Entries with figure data
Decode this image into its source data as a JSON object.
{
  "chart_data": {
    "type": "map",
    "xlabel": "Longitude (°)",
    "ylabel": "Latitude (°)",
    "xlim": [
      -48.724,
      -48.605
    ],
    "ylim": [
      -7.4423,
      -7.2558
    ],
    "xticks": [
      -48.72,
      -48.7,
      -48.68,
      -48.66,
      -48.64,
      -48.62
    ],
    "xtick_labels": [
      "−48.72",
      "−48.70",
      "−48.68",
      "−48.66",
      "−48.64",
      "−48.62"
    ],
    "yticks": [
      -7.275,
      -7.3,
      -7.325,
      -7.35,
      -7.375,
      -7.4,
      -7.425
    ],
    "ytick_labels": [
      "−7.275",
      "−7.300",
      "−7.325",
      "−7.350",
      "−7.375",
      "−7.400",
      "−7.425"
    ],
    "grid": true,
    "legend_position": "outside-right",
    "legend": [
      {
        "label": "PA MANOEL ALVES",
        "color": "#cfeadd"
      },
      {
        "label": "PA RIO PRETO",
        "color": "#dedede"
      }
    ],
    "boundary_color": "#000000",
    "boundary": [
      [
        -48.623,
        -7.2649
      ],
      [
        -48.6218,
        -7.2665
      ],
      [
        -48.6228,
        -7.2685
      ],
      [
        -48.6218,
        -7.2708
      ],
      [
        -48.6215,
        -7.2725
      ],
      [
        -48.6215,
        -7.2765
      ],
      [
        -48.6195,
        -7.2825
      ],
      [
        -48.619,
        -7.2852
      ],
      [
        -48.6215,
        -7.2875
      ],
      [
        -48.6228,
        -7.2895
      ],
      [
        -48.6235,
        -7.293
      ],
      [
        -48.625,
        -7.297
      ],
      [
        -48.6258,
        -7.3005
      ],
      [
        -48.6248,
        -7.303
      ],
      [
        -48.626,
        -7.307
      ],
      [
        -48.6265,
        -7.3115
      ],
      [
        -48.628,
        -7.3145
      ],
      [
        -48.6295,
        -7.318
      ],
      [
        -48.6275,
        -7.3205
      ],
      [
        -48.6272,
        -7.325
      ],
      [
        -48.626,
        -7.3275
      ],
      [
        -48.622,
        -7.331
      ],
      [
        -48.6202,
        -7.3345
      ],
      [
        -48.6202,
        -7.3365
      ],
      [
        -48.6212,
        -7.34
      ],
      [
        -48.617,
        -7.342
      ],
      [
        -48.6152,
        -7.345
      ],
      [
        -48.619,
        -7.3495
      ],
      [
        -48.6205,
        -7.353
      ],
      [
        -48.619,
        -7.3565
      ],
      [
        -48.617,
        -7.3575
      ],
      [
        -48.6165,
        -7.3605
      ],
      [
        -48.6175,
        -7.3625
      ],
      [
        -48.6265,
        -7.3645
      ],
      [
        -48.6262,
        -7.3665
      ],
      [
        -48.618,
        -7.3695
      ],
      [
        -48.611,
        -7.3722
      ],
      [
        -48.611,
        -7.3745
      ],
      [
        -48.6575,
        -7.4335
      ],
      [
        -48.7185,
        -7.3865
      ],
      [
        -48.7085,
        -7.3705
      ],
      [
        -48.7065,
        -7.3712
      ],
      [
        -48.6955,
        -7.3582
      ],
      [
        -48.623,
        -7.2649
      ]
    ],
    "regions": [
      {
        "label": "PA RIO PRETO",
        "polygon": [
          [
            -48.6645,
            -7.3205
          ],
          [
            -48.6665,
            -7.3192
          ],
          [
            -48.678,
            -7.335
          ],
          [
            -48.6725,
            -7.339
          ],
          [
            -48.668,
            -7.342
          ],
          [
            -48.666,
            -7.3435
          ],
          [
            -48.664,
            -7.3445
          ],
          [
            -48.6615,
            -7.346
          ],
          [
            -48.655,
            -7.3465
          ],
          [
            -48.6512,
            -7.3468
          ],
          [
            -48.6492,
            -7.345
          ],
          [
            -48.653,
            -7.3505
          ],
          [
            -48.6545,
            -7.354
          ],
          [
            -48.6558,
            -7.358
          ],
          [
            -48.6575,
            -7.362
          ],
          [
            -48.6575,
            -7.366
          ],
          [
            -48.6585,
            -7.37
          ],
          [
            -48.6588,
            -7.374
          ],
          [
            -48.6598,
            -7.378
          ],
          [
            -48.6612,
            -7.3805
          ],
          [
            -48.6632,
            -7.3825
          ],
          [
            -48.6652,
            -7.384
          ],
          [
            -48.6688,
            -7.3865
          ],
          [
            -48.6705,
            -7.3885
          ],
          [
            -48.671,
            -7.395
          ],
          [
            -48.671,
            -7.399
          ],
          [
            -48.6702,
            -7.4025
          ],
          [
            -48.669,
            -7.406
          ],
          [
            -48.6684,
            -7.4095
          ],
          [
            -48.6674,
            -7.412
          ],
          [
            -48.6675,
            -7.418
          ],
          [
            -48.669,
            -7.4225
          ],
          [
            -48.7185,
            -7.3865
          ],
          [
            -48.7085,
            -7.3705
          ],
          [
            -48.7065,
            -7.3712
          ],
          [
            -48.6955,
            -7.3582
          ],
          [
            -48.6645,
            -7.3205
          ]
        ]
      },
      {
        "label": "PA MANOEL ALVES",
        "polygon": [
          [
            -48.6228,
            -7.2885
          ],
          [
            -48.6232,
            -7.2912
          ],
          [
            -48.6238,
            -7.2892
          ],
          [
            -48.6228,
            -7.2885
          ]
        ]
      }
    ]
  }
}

REQUIRED TASK:
Your task is to reproduce the whole listing exactly.

RESULT OF THIS TASK:
Decode this image into its source data as a JSON object.
{
  "chart_data": {
    "type": "map",
    "xlabel": "Longitude (°)",
    "ylabel": "Latitude (°)",
    "xlim": [
      -48.724,
      -48.605
    ],
    "ylim": [
      -7.4423,
      -7.2558
    ],
    "xticks": [
      -48.72,
      -48.7,
      -48.68,
      -48.66,
      -48.64,
      -48.62
    ],
    "xtick_labels": [
      "−48.72",
      "−48.70",
      "−48.68",
      "−48.66",
      "−48.64",
      "−48.62"
    ],
    "yticks": [
      -7.275,
      -7.3,
      -7.325,
      -7.35,
      -7.375,
      -7.4,
      -7.425
    ],
    "ytick_labels": [
      "−7.275",
      "−7.300",
      "−7.325",
      "−7.350",
      "−7.375",
      "−7.400",
      "−7.425"
    ],
    "grid": true,
    "legend_position": "outside-right",
    "legend": [
      {
        "label": "PA MANOEL ALVES",
        "color": "#cfeadd"
      },
      {
        "label": "PA RIO PRETO",
        "color": "#dedede"
      }
    ],
    "boundary_color": "#000000",
    "boundary": [
      [
        -48.623,
        -7.2649
      ],
      [
        -48.6218,
        -7.2665
      ],
      [
        -48.6228,
        -7.2685
      ],
      [
        -48.6218,
        -7.2708
      ],
      [
        -48.6215,
        -7.2725
      ],
      [
        -48.6215,
        -7.2765
      ],
      [
        -48.6195,
        -7.2825
      ],
      [
        -48.619,
        -7.2852
      ],
      [
        -48.6215,
        -7.2875
      ],
      [
        -48.6228,
        -7.2895
      ],
      [
        -48.6235,
        -7.293
      ],
      [
        -48.625,
        -7.297
      ],
      [
        -48.6258,
        -7.3005
      ],
      [
        -48.6248,
        -7.303
      ],
      [
        -48.626,
        -7.307
      ],
      [
        -48.6265,
        -7.3115
      ],
      [
        -48.628,
        -7.3145
      ],
      [
        -48.6295,
        -7.318
      ],
      [
        -48.6275,
        -7.3205
      ],
      [
        -48.6272,
        -7.325
      ],
      [
        -48.626,
        -7.3275
      ],
      [
        -48.622,
        -7.331
      ],
      [
        -48.6202,
        -7.3345
      ],
      [
        -48.6202,
        -7.3365
      ],
      [
        -48.6212,
        -7.34
      ],
      [
        -48.617,
        -7.342
      ],
      [
        -48.6152,
        -7.345
      ],
      [
        -48.619,
        -7.3495
      ],
      [
        -48.6205,
        -7.353
      ],
      [
        -48.619,
        -7.3565
      ],
      [
        -48.617,
        -7.3575
      ],
      [
        -48.6165,
        -7.3605
      ],
      [
        -48.6175,
        -7.3625
      ],
      [
        -48.6265,
        -7.3645
      ],
      [
        -48.6262,
        -7.3665
      ],
      [
        -48.618,
        -7.3695
      ],
      [
        -48.611,
        -7.3722
      ],
      [
        -48.611,
        -7.3745
      ],
      [
        -48.6575,
        -7.4335
      ],
      [
        -48.7185,
        -7.3865
      ],
      [
        -48.7085,
        -7.3705
      ],
      [
        -48.7065,
        -7.3712
      ],
      [
        -48.6955,
        -7.3582
      ],
      [
        -48.623,
        -7.2649
      ]
    ],
    "regions": [
      {
        "label": "PA RIO PRETO",
        "polygon": [
          [
            -48.6645,
            -7.3205
          ],
          [
            -48.6665,
            -7.3192
          ],
          [
            -48.678,
            -7.335
          ],
          [
            -48.6725,
            -7.339
          ],
          [
            -48.668,
            -7.342
          ],
          [
            -48.666,
            -7.3435
          ],
          [
            -48.664,
            -7.3445
          ],
          [
            -48.6615,
            -7.346
          ],
          [
            -48.655,
            -7.3465
          ],
          [
            -48.6512,
            -7.3468
          ],
          [
            -48.6492,
            -7.345
          ],
          [
            -48.653,
            -7.3505
          ],
          [
            -48.6545,
            -7.354
          ],
          [
            -48.6558,
            -7.358
          ],
          [
            -48.6575,
            -7.362
          ],
          [
            -48.6575,
            -7.366
          ],
          [
            -48.6585,
            -7.37
          ],
          [
            -48.6588,
            -7.374
          ],
          [
            -48.6598,
            -7.378
          ],
          [
            -48.6612,
            -7.3805
          ],
          [
            -48.6632,
            -7.3825
          ],
          [
            -48.6652,
            -7.384
          ],
          [
            -48.6688,
            -7.3865
          ],
          [
            -48.6705,
            -7.3885
          ],
          [
            -48.671,
            -7.395
          ],
          [
            -48.671,
            -7.399
          ],
          [
            -48.6702,
            -7.4025
          ],
          [
            -48.669,
            -7.406
          ],
          [
            -48.6684,
            -7.4095
          ],
          [
            -48.6674,
            -7.412
          ],
          [
            -48.6675,
            -7.418
          ],
          [
            -48.669,
            -7.4225
          ],
          [
            -48.7185,
            -7.3865
          ],
          [
            -48.7085,
            -7.3705
          ],
          [
            -48.7065,
            -7.3712
          ],
          [
            -48.6955,
            -7.3582
          ],
          [
            -48.6645,
            -7.3205
          ]
        ]
      },
      {
        "label": "PA MANOEL ALVES",
        "polygon": [
          [
            -48.6228,
            -7.2885
          ],
          [
            -48.6232,
            -7.2912
          ],
          [
            -48.6238,
            -7.2892
          ],
          [
            -48.6228,
            -7.2885
          ]
        ]
      }
    ]
  }
}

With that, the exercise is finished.